● WRITTEN EXERCISE
Copy each line that contains the word "Officina".

● RECORDED INFORMATION
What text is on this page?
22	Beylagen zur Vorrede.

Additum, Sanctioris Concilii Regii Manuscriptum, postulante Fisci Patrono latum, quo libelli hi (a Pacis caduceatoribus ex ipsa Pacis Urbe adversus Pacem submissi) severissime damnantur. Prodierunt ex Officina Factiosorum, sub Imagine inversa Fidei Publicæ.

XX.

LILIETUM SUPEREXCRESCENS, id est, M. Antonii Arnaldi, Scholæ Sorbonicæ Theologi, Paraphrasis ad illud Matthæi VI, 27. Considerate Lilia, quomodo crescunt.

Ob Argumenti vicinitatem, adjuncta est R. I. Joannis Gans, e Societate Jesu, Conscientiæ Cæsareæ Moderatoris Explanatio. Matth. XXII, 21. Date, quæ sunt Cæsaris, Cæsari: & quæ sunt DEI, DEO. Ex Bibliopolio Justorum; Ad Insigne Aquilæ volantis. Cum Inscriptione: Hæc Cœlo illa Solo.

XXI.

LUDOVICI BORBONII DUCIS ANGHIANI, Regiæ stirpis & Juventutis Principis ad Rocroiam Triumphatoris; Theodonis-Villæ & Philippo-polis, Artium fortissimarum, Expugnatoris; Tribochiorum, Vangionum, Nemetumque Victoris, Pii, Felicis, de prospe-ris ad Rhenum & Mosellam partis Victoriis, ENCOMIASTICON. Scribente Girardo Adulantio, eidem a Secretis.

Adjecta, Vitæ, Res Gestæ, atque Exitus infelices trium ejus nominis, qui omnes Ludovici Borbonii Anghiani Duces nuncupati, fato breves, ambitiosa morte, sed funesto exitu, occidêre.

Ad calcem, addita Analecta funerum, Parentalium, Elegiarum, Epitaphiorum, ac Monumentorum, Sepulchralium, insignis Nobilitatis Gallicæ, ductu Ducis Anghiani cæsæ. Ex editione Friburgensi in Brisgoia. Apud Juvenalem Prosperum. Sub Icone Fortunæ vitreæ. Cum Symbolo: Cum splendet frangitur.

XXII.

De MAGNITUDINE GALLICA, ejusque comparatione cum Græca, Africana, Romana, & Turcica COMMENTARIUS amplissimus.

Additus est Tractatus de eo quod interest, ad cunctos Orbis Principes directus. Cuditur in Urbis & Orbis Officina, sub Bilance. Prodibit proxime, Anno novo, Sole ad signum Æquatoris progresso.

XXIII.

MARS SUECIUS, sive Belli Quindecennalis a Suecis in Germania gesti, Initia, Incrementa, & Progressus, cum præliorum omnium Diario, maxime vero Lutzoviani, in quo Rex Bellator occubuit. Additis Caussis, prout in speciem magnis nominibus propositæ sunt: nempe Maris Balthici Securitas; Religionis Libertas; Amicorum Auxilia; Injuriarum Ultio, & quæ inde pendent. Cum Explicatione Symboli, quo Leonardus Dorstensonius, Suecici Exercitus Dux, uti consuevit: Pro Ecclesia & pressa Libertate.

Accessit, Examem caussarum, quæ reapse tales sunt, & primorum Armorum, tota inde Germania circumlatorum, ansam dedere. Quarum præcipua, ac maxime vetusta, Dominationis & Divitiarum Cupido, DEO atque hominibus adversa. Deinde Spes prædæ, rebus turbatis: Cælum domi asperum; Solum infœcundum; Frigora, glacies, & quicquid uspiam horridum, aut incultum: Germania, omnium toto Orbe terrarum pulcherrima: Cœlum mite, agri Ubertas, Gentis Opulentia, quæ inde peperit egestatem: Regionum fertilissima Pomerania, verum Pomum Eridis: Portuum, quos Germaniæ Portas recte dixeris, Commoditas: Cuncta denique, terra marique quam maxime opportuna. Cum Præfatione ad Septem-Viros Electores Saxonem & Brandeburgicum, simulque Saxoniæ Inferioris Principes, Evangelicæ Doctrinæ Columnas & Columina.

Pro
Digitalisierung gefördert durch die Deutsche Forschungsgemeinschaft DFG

● CORRECT RESULT
Additum, Sanctioris Concilii Regii Manuscriptum, postulante Fisci Patrono latum, quo libelli hi (a Pacis caduceatoribus ex ipsa Pacis Urbe adversus Pacem submissi) severissime damnantur. Prodierunt ex Officina Factiosorum, sub Imagine inversa Fidei Publicæ.
Additus est Tractatus de eo quod interest, ad cunctos Orbis Principes directus. Cuditur in Urbis & Orbis Officina, sub Bilance. Prodibit proxime, Anno novo, Sole ad signum Æquatoris progresso.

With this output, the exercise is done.